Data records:
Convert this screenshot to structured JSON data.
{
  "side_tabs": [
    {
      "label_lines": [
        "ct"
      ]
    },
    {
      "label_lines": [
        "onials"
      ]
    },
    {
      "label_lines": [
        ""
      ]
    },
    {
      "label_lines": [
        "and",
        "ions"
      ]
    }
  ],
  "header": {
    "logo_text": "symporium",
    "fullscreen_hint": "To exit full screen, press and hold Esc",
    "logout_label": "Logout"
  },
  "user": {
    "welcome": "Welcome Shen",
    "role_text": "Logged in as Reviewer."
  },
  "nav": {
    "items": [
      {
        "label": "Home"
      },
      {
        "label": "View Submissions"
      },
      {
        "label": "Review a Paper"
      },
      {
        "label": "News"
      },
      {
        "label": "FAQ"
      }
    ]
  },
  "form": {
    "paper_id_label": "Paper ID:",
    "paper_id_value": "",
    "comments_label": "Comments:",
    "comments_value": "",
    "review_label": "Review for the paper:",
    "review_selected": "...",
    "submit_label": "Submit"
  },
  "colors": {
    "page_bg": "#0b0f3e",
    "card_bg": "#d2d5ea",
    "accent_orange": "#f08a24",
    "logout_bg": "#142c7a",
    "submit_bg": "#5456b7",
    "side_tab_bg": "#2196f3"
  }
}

◆ Directive
Return every entry exactly as given.

◆ Task output
Convert this screenshot to structured JSON data.
{
  "side_tabs": [
    {
      "label_lines": [
        "ct"
      ]
    },
    {
      "label_lines": [
        "onials"
      ]
    },
    {
      "label_lines": [
        ""
      ]
    },
    {
      "label_lines": [
        "and",
        "ions"
      ]
    }
  ],
  "header": {
    "logo_text": "symporium",
    "fullscreen_hint": "To exit full screen, press and hold Esc",
    "logout_label": "Logout"
  },
  "user": {
    "welcome": "Welcome Shen",
    "role_text": "Logged in as Reviewer."
  },
  "nav": {
    "items": [
      {
        "label": "Home"
      },
      {
        "label": "View Submissions"
      },
      {
        "label": "Review a Paper"
      },
      {
        "label": "News"
      },
      {
        "label": "FAQ"
      }
    ]
  },
  "form": {
    "paper_id_label": "Paper ID:",
    "paper_id_value": "",
    "comments_label": "Comments:",
    "comments_value": "",
    "review_label": "Review for the paper:",
    "review_selected": "...",
    "submit_label": "Submit"
  },
  "colors": {
    "page_bg": "#0b0f3e",
    "card_bg": "#d2d5ea",
    "accent_orange": "#f08a24",
    "logout_bg": "#142c7a",
    "submit_bg": "#5456b7",
    "side_tab_bg": "#2196f3"
  }
}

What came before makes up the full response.